WHAT THE EXERCISE ASKS
Pull every line containing "type" out of the material below.

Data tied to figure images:
------------

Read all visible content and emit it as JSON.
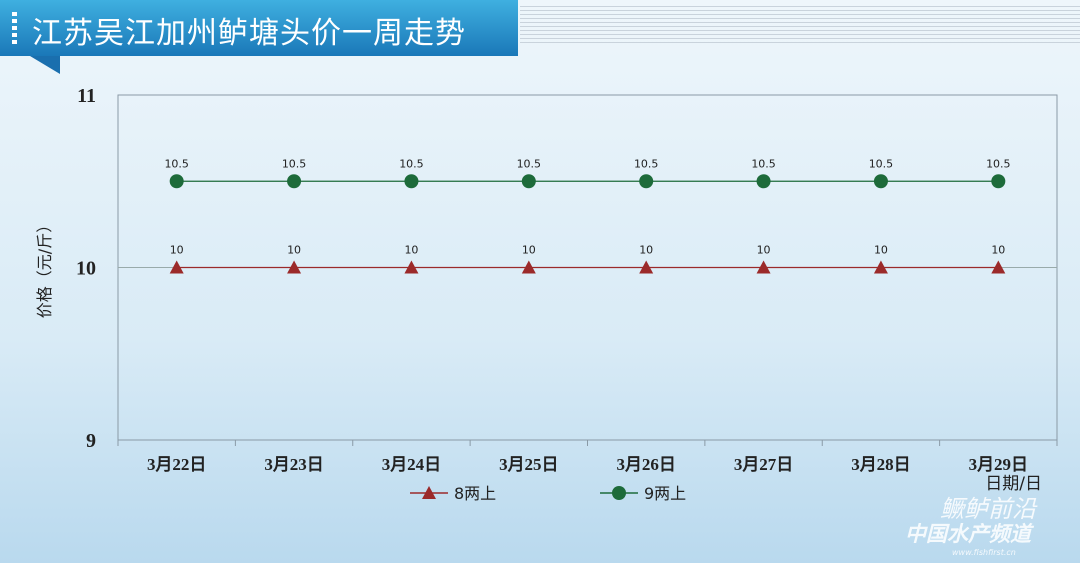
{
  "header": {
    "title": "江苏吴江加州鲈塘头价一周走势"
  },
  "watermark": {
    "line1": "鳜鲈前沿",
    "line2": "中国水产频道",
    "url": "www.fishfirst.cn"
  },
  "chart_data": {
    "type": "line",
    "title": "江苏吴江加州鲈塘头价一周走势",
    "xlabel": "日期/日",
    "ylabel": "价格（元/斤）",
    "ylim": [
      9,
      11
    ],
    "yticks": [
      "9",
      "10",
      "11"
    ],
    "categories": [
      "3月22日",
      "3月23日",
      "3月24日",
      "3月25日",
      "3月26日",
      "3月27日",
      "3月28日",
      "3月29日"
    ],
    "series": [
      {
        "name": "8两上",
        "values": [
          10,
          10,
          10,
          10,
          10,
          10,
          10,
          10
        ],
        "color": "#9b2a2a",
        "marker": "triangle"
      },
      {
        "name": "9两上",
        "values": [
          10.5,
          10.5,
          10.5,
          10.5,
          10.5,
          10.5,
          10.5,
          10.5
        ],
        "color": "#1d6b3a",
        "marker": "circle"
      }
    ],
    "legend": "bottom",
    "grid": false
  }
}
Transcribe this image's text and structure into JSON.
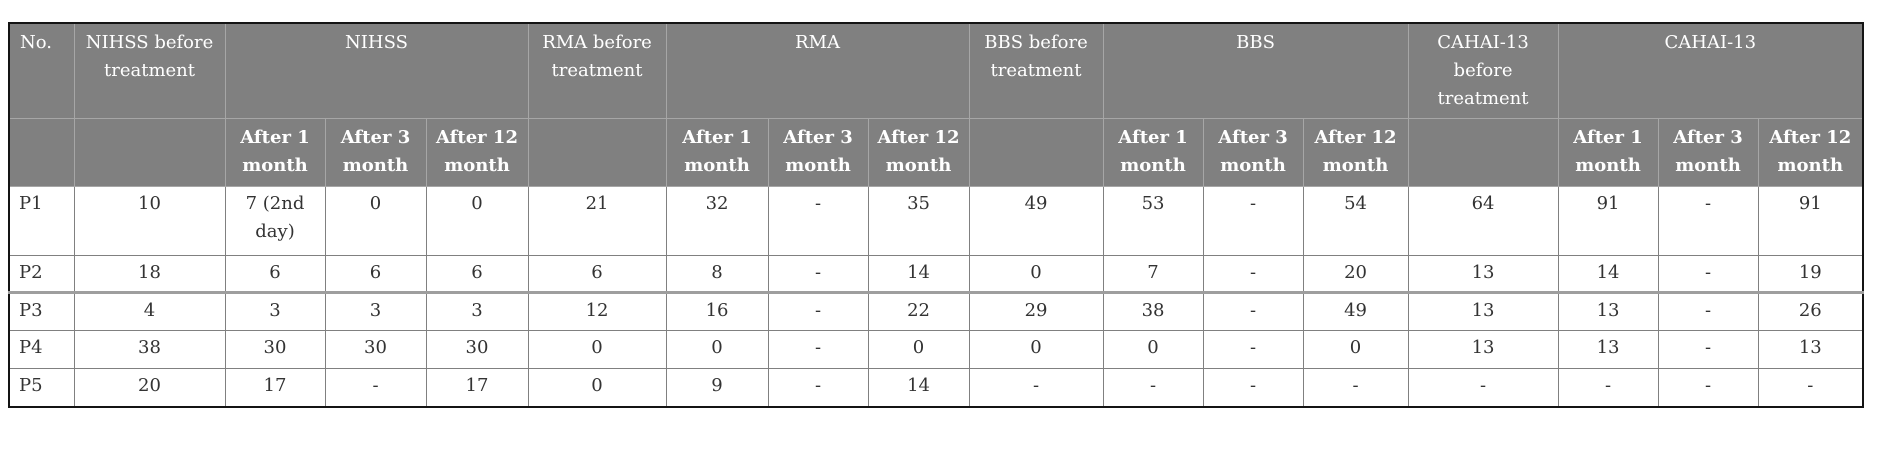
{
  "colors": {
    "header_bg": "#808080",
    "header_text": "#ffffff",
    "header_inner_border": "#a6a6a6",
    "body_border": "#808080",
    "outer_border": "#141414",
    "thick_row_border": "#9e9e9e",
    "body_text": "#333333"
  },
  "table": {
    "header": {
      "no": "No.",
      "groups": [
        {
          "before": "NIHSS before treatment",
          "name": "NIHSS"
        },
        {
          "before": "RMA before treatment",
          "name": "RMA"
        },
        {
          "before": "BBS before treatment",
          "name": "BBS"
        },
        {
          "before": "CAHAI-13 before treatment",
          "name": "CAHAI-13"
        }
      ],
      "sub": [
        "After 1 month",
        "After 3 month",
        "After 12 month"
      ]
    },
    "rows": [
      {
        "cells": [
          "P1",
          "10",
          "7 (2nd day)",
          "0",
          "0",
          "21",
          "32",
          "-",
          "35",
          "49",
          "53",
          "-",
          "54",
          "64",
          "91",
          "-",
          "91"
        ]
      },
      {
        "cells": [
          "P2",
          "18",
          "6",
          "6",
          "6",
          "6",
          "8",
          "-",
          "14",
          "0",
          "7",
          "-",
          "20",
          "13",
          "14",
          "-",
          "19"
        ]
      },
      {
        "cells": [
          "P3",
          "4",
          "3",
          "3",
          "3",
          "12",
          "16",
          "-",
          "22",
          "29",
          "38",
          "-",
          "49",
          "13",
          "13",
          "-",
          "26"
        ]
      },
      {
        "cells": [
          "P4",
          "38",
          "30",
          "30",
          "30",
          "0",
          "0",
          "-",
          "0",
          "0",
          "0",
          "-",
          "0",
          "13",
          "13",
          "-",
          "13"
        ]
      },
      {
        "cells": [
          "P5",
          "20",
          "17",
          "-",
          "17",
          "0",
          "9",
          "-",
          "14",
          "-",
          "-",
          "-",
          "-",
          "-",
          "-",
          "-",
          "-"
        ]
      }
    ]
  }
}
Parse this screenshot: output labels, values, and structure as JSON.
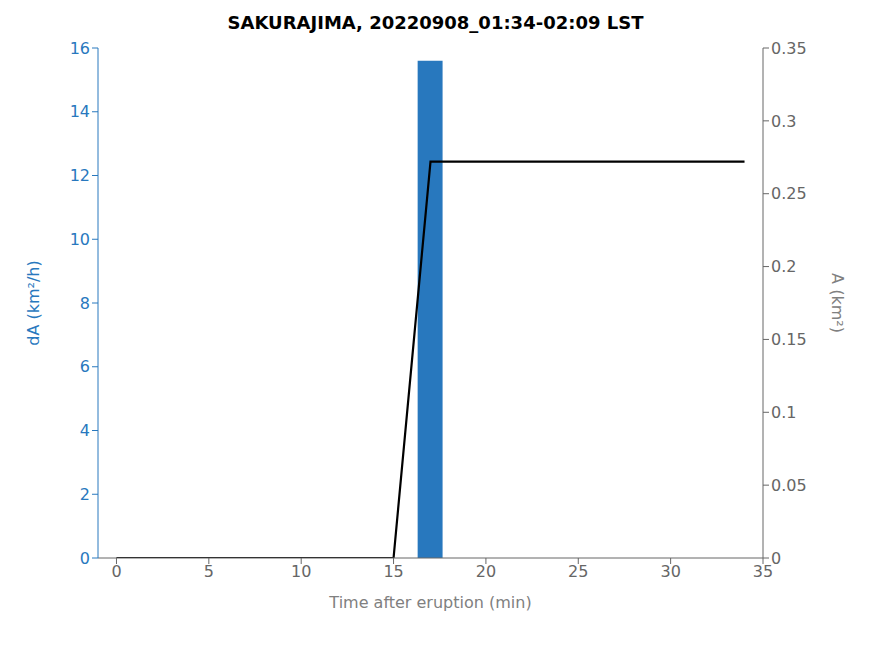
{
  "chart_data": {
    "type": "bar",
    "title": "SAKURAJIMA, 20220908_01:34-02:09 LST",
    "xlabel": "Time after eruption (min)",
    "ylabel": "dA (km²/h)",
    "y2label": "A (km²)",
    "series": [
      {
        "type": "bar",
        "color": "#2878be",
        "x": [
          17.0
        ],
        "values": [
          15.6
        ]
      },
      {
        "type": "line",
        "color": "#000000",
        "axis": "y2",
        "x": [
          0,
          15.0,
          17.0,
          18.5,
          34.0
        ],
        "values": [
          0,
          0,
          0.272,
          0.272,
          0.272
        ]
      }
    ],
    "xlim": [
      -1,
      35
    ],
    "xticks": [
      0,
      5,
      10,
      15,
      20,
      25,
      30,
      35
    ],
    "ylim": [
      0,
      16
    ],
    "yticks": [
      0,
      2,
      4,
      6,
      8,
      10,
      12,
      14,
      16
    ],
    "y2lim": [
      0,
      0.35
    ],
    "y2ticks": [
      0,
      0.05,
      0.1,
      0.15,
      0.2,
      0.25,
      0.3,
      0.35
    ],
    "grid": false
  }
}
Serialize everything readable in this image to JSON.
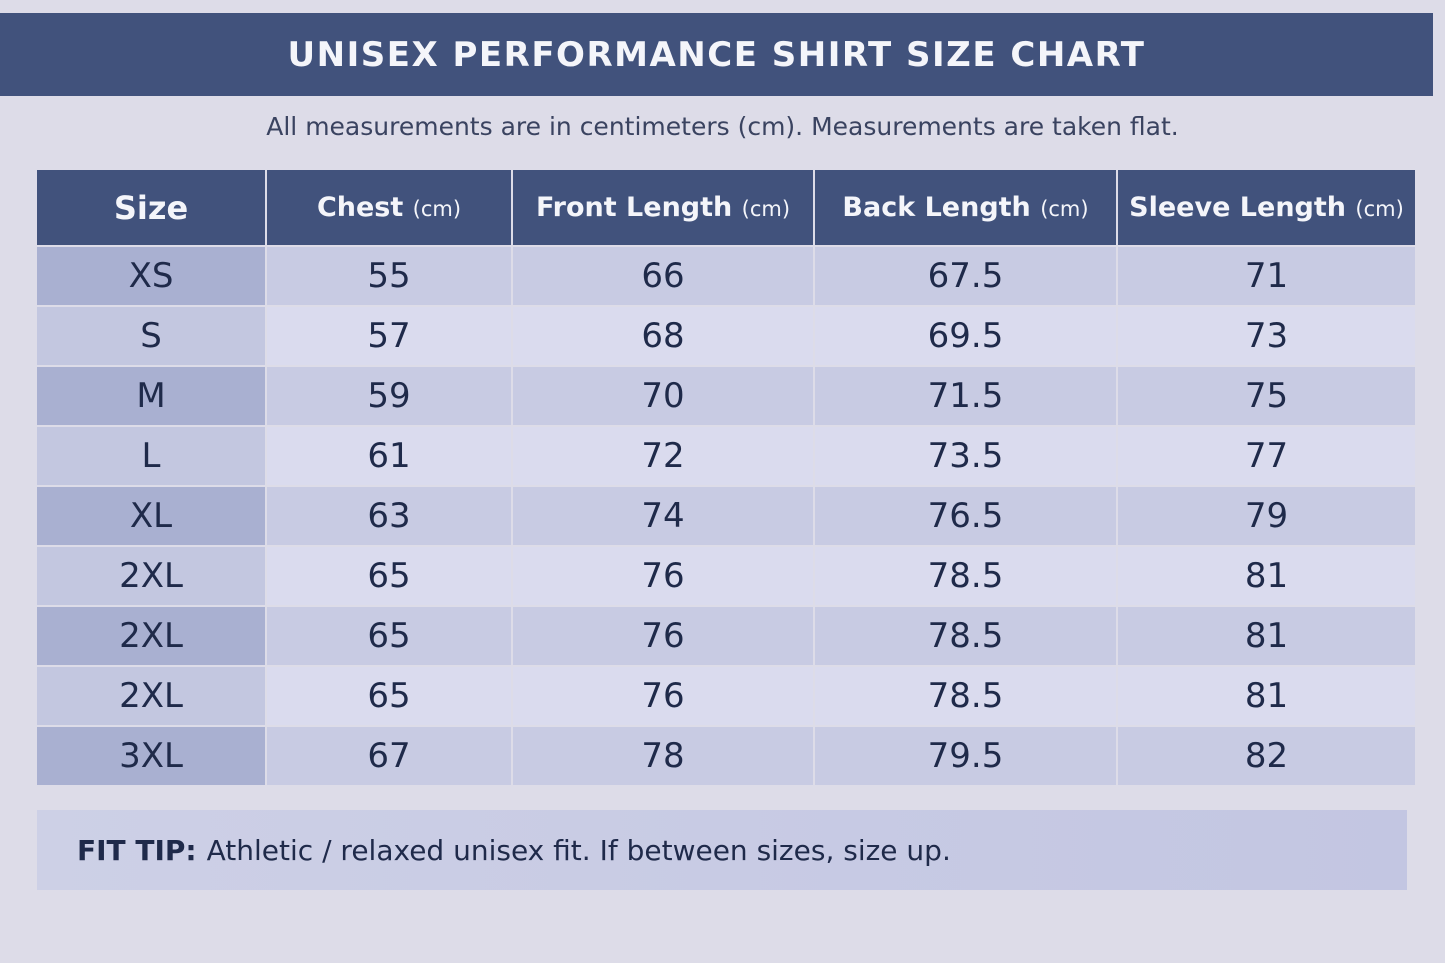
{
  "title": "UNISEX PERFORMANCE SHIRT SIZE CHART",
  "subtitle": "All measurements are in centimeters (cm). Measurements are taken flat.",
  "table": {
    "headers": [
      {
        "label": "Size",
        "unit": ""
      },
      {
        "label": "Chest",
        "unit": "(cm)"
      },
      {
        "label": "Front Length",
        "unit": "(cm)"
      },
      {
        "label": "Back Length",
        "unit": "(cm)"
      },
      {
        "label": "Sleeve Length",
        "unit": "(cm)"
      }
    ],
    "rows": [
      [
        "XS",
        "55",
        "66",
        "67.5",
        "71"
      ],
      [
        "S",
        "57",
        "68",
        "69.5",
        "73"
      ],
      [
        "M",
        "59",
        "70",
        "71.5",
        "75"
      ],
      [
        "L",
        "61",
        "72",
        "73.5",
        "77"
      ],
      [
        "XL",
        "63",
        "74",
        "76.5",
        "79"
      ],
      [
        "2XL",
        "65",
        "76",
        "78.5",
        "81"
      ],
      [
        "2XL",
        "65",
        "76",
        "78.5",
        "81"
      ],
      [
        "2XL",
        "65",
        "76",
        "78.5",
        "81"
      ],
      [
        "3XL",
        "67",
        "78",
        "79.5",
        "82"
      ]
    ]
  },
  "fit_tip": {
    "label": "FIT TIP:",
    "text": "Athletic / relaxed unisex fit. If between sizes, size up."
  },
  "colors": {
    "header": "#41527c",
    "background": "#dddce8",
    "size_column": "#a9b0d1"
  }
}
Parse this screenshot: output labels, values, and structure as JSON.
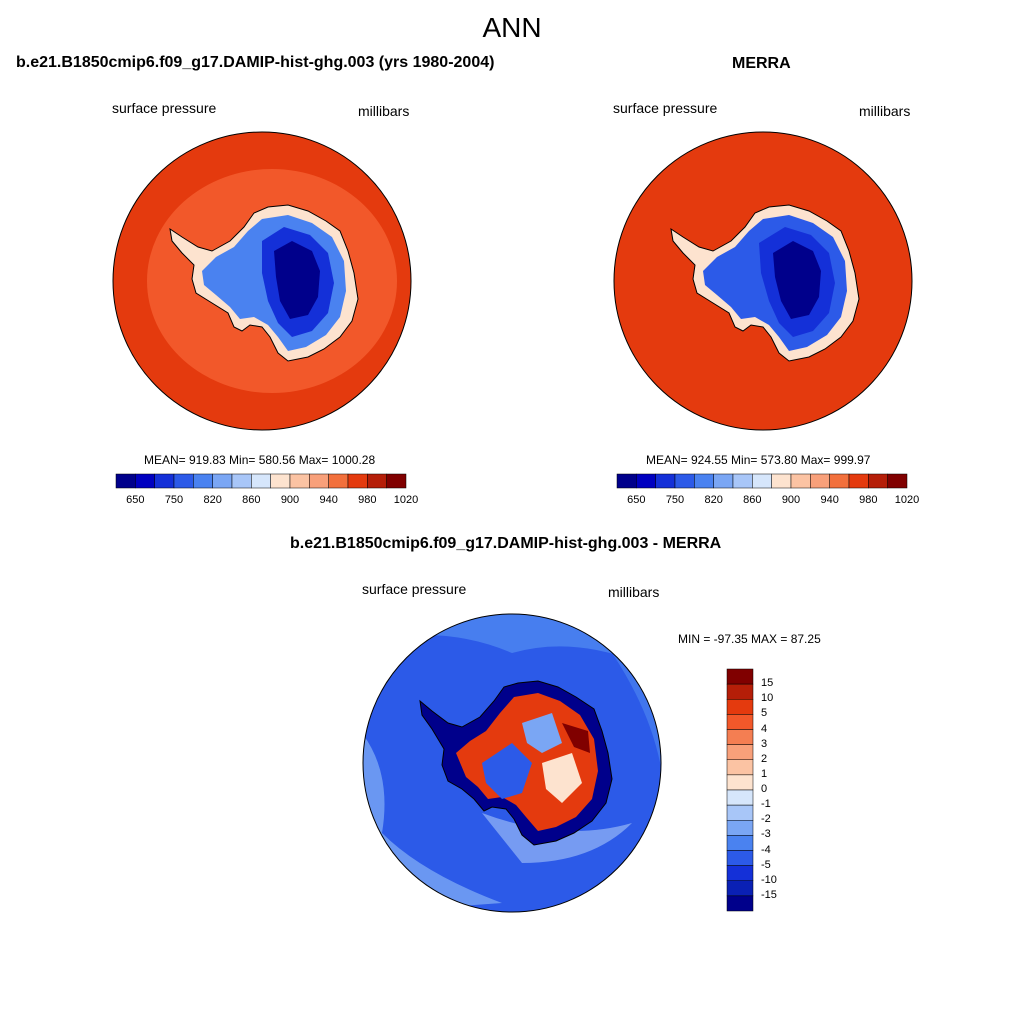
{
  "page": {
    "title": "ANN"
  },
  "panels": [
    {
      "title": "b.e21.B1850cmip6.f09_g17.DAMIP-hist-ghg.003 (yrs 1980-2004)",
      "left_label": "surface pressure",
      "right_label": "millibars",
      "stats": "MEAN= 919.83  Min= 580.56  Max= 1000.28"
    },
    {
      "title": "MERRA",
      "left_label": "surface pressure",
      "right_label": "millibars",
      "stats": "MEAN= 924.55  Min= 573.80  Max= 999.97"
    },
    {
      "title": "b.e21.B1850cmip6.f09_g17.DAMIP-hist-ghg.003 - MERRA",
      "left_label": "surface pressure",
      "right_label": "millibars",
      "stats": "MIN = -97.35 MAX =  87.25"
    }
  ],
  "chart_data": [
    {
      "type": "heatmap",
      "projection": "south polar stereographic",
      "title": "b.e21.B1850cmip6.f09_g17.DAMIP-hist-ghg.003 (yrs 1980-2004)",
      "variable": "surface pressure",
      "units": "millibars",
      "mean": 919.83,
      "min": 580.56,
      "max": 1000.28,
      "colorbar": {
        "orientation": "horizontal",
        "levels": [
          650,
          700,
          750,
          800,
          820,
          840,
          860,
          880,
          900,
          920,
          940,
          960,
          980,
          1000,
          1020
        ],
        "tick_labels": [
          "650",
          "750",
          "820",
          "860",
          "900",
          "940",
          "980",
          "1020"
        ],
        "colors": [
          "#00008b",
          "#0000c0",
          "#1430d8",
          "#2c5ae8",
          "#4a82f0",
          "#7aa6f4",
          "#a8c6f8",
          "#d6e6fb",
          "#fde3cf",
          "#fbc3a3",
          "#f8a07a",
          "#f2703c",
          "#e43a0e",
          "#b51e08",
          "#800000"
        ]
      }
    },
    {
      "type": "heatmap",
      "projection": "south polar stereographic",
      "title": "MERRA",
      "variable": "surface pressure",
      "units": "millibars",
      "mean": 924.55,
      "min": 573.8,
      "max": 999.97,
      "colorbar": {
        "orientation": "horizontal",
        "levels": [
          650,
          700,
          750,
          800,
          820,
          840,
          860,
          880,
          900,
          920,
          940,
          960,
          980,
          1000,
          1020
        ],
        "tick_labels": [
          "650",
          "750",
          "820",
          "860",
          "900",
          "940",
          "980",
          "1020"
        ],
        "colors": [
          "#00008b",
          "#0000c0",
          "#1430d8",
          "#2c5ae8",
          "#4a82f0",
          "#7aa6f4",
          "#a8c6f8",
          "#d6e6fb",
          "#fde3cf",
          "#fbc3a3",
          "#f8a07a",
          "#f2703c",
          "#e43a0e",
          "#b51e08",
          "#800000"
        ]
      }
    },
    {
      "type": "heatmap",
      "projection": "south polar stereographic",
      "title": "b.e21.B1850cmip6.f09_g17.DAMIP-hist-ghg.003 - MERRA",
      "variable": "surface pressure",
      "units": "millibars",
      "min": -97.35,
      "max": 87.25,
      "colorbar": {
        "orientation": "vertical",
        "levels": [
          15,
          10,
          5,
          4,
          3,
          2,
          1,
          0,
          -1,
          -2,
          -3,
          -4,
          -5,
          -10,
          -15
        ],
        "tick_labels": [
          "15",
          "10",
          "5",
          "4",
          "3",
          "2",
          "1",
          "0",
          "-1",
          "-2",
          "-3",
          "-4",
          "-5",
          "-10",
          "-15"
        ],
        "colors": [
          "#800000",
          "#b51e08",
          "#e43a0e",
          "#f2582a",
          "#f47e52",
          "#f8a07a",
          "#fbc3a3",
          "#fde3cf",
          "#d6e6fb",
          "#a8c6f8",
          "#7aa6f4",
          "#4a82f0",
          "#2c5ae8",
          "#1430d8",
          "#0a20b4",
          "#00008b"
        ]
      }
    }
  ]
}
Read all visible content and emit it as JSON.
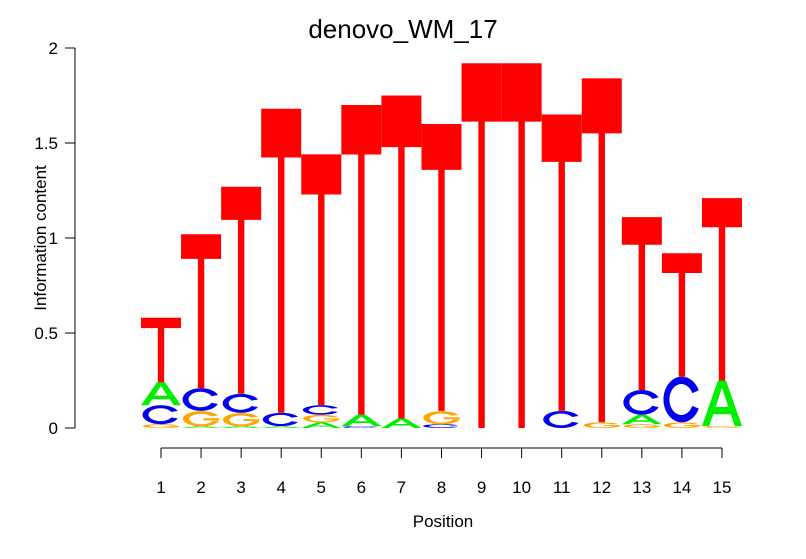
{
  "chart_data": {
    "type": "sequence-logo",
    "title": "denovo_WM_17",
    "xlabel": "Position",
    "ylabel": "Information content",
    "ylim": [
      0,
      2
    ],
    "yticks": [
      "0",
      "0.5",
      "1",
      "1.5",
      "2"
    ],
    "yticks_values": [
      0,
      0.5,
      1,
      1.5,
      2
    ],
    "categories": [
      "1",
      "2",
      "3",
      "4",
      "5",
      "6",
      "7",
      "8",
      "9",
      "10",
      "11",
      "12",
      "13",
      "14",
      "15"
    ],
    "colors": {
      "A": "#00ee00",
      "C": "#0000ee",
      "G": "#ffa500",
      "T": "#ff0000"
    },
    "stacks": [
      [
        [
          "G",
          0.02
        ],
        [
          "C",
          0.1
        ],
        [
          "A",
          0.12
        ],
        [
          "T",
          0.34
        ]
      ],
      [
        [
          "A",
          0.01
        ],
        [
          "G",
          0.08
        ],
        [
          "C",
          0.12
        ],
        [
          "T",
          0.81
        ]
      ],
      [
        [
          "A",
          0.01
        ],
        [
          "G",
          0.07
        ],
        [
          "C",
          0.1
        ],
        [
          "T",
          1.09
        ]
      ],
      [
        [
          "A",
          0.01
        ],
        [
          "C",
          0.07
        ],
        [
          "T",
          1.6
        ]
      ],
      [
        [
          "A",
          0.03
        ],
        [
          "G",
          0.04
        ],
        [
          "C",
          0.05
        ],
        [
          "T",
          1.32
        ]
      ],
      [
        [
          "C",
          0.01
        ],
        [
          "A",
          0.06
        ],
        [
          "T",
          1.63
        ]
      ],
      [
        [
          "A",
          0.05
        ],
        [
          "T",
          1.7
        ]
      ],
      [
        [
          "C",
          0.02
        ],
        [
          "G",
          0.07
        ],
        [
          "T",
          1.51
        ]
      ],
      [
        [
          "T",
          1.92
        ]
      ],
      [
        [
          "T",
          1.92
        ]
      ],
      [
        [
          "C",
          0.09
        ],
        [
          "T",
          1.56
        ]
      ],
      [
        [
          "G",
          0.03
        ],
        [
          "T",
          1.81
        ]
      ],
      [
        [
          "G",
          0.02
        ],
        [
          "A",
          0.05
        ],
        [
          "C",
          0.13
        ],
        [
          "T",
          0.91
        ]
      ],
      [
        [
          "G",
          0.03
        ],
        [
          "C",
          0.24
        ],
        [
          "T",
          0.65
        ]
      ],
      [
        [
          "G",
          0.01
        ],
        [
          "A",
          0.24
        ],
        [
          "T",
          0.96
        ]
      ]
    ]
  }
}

------------

FULL ANSWER
    "type": "line",
    "type": "bar",
        "type": "bar",
        "type": "line",
      "type": "heatmap",
      "type": "heatmap",
      "type": "heatmap",
    "type": "sequence-logo",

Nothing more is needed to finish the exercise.